* The problem *
Pick out the lines containing "здания".

— START —

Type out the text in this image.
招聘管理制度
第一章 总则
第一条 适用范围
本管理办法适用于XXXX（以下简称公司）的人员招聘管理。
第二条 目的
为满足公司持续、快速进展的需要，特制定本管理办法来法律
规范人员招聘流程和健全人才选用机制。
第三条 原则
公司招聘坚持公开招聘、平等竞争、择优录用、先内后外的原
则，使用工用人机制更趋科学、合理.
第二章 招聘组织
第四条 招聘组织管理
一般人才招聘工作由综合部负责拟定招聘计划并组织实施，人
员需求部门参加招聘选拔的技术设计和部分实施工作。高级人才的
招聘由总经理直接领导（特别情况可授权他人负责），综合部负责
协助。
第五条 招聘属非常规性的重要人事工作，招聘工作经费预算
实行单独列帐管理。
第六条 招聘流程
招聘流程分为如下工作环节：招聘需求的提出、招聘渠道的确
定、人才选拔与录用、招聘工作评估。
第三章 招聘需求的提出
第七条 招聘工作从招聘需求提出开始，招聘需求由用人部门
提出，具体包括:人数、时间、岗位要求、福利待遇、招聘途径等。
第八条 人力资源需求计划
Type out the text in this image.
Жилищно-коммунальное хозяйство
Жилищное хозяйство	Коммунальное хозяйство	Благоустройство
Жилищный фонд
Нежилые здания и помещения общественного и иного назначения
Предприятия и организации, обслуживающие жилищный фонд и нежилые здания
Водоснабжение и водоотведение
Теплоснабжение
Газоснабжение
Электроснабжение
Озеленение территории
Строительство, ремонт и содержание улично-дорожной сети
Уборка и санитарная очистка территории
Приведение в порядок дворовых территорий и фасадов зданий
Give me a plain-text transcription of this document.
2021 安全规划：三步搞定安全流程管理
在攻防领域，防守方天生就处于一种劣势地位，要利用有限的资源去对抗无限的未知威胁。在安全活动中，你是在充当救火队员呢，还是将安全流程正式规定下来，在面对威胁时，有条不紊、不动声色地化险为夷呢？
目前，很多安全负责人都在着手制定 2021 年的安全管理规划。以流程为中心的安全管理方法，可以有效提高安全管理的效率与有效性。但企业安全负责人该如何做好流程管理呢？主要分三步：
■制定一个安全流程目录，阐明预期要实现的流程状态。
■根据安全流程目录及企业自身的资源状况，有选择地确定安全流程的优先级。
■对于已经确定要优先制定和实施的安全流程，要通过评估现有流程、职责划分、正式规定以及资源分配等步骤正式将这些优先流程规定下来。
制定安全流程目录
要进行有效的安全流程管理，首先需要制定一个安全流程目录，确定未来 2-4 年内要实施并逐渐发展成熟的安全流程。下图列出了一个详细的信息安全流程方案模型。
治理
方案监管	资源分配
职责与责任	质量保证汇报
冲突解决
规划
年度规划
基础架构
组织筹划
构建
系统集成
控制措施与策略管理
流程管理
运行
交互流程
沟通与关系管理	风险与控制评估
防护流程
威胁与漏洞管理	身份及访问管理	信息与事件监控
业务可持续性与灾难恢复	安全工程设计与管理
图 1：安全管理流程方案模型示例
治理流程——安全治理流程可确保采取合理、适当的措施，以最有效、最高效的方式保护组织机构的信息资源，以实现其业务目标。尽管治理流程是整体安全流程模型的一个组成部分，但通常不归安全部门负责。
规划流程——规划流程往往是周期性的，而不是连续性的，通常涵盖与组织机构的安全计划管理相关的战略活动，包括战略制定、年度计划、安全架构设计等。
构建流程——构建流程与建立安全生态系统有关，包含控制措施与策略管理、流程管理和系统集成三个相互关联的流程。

— END —

* Result of the task *
Нежилые здания и помещения общественного и иного назначения
Предприятия и организации, обслуживающие жилищный фонд и нежилые здания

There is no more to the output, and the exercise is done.